-- Start of DATA SUPPLIED --
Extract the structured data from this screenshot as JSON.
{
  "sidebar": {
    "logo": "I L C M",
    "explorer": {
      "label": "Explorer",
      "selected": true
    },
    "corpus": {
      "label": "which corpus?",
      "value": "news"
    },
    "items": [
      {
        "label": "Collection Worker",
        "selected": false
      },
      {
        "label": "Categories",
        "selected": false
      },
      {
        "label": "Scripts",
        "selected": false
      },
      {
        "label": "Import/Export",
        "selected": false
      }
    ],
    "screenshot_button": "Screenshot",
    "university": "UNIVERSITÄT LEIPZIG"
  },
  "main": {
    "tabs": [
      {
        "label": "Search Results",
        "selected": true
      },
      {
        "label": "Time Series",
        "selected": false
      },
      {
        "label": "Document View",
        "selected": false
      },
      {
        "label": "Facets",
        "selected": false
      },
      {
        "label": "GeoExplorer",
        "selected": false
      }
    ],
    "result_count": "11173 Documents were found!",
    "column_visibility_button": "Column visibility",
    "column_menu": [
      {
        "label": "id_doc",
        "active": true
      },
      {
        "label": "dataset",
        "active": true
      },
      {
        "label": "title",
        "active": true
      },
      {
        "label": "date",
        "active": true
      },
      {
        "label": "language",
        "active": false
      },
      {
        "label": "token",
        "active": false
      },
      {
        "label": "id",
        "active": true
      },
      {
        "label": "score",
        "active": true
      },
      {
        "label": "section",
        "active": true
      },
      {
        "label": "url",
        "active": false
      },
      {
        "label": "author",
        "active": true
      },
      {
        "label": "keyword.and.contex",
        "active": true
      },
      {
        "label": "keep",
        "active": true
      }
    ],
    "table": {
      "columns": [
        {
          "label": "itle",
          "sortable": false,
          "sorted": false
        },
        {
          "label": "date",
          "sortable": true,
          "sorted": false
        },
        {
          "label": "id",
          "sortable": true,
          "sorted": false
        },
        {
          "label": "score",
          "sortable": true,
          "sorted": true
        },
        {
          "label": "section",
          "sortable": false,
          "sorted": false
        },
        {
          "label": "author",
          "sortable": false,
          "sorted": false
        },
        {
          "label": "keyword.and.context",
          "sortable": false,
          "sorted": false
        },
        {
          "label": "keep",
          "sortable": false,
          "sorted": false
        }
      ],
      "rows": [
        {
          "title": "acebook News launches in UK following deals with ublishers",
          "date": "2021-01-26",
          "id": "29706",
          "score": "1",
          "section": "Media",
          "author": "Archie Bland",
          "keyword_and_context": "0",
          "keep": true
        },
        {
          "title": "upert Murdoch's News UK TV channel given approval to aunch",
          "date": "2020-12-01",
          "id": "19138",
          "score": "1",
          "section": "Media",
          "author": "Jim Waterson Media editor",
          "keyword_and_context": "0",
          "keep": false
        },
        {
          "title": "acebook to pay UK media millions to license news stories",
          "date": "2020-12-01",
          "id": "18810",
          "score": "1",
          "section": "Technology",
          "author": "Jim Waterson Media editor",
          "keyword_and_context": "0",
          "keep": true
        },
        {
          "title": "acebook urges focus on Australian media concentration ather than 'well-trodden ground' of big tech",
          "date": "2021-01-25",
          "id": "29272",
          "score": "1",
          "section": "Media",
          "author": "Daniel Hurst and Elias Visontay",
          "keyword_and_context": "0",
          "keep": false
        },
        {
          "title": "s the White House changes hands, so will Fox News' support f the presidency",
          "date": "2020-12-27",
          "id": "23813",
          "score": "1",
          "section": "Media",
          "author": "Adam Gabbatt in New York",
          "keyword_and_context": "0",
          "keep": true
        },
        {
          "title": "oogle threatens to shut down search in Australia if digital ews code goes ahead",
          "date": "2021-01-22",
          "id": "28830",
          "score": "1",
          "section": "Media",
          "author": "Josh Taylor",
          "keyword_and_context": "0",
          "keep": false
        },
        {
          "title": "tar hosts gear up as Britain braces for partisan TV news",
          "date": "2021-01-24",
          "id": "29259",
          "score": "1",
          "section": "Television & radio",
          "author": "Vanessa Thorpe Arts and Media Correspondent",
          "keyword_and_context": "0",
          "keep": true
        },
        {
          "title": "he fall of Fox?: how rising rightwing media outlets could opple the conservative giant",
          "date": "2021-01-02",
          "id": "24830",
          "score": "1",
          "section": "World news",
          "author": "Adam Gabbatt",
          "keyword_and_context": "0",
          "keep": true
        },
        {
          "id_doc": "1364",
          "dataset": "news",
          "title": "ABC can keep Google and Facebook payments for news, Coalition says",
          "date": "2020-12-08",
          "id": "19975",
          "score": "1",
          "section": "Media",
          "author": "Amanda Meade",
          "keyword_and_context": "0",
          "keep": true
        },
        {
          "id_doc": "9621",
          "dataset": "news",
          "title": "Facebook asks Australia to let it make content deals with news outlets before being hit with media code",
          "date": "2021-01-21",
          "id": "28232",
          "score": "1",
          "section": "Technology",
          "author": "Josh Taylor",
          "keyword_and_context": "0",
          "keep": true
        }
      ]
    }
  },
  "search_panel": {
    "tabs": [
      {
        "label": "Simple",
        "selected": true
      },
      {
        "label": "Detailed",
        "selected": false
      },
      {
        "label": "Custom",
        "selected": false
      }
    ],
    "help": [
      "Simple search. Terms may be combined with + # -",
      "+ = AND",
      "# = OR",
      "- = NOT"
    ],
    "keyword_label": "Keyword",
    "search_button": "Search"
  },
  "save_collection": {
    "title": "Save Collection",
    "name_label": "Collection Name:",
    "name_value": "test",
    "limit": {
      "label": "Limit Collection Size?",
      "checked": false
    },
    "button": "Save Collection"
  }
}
-- End of DATA SUPPLIED --
TASK DESCRIPTION: Repeat the entries shown above, every one, word for word.

EXERCISE RESULT:
Extract the structured data from this screenshot as JSON.
{
  "sidebar": {
    "logo": "I L C M",
    "explorer": {
      "label": "Explorer",
      "selected": true
    },
    "corpus": {
      "label": "which corpus?",
      "value": "news"
    },
    "items": [
      {
        "label": "Collection Worker",
        "selected": false
      },
      {
        "label": "Categories",
        "selected": false
      },
      {
        "label": "Scripts",
        "selected": false
      },
      {
        "label": "Import/Export",
        "selected": false
      }
    ],
    "screenshot_button": "Screenshot",
    "university": "UNIVERSITÄT LEIPZIG"
  },
  "main": {
    "tabs": [
      {
        "label": "Search Results",
        "selected": true
      },
      {
        "label": "Time Series",
        "selected": false
      },
      {
        "label": "Document View",
        "selected": false
      },
      {
        "label": "Facets",
        "selected": false
      },
      {
        "label": "GeoExplorer",
        "selected": false
      }
    ],
    "result_count": "11173 Documents were found!",
    "column_visibility_button": "Column visibility",
    "column_menu": [
      {
        "label": "id_doc",
        "active": true
      },
      {
        "label": "dataset",
        "active": true
      },
      {
        "label": "title",
        "active": true
      },
      {
        "label": "date",
        "active": true
      },
      {
        "label": "language",
        "active": false
      },
      {
        "label": "token",
        "active": false
      },
      {
        "label": "id",
        "active": true
      },
      {
        "label": "score",
        "active": true
      },
      {
        "label": "section",
        "active": true
      },
      {
        "label": "url",
        "active": false
      },
      {
        "label": "author",
        "active": true
      },
      {
        "label": "keyword.and.contex",
        "active": true
      },
      {
        "label": "keep",
        "active": true
      }
    ],
    "table": {
      "columns": [
        {
          "label": "itle",
          "sortable": false,
          "sorted": false
        },
        {
          "label": "date",
          "sortable": true,
          "sorted": false
        },
        {
          "label": "id",
          "sortable": true,
          "sorted": false
        },
        {
          "label": "score",
          "sortable": true,
          "sorted": true
        },
        {
          "label": "section",
          "sortable": false,
          "sorted": false
        },
        {
          "label": "author",
          "sortable": false,
          "sorted": false
        },
        {
          "label": "keyword.and.context",
          "sortable": false,
          "sorted": false
        },
        {
          "label": "keep",
          "sortable": false,
          "sorted": false
        }
      ],
      "rows": [
        {
          "title": "acebook News launches in UK following deals with ublishers",
          "date": "2021-01-26",
          "id": "29706",
          "score": "1",
          "section": "Media",
          "author": "Archie Bland",
          "keyword_and_context": "0",
          "keep": true
        },
        {
          "title": "upert Murdoch's News UK TV channel given approval to aunch",
          "date": "2020-12-01",
          "id": "19138",
          "score": "1",
          "section": "Media",
          "author": "Jim Waterson Media editor",
          "keyword_and_context": "0",
          "keep": false
        },
        {
          "title": "acebook to pay UK media millions to license news stories",
          "date": "2020-12-01",
          "id": "18810",
          "score": "1",
          "section": "Technology",
          "author": "Jim Waterson Media editor",
          "keyword_and_context": "0",
          "keep": true
        },
        {
          "title": "acebook urges focus on Australian media concentration ather than 'well-trodden ground' of big tech",
          "date": "2021-01-25",
          "id": "29272",
          "score": "1",
          "section": "Media",
          "author": "Daniel Hurst and Elias Visontay",
          "keyword_and_context": "0",
          "keep": false
        },
        {
          "title": "s the White House changes hands, so will Fox News' support f the presidency",
          "date": "2020-12-27",
          "id": "23813",
          "score": "1",
          "section": "Media",
          "author": "Adam Gabbatt in New York",
          "keyword_and_context": "0",
          "keep": true
        },
        {
          "title": "oogle threatens to shut down search in Australia if digital ews code goes ahead",
          "date": "2021-01-22",
          "id": "28830",
          "score": "1",
          "section": "Media",
          "author": "Josh Taylor",
          "keyword_and_context": "0",
          "keep": false
        },
        {
          "title": "tar hosts gear up as Britain braces for partisan TV news",
          "date": "2021-01-24",
          "id": "29259",
          "score": "1",
          "section": "Television & radio",
          "author": "Vanessa Thorpe Arts and Media Correspondent",
          "keyword_and_context": "0",
          "keep": true
        },
        {
          "title": "he fall of Fox?: how rising rightwing media outlets could opple the conservative giant",
          "date": "2021-01-02",
          "id": "24830",
          "score": "1",
          "section": "World news",
          "author": "Adam Gabbatt",
          "keyword_and_context": "0",
          "keep": true
        },
        {
          "id_doc": "1364",
          "dataset": "news",
          "title": "ABC can keep Google and Facebook payments for news, Coalition says",
          "date": "2020-12-08",
          "id": "19975",
          "score": "1",
          "section": "Media",
          "author": "Amanda Meade",
          "keyword_and_context": "0",
          "keep": true
        },
        {
          "id_doc": "9621",
          "dataset": "news",
          "title": "Facebook asks Australia to let it make content deals with news outlets before being hit with media code",
          "date": "2021-01-21",
          "id": "28232",
          "score": "1",
          "section": "Technology",
          "author": "Josh Taylor",
          "keyword_and_context": "0",
          "keep": true
        }
      ]
    }
  },
  "search_panel": {
    "tabs": [
      {
        "label": "Simple",
        "selected": true
      },
      {
        "label": "Detailed",
        "selected": false
      },
      {
        "label": "Custom",
        "selected": false
      }
    ],
    "help": [
      "Simple search. Terms may be combined with + # -",
      "+ = AND",
      "# = OR",
      "- = NOT"
    ],
    "keyword_label": "Keyword",
    "search_button": "Search"
  },
  "save_collection": {
    "title": "Save Collection",
    "name_label": "Collection Name:",
    "name_value": "test",
    "limit": {
      "label": "Limit Collection Size?",
      "checked": false
    },
    "button": "Save Collection"
  }
}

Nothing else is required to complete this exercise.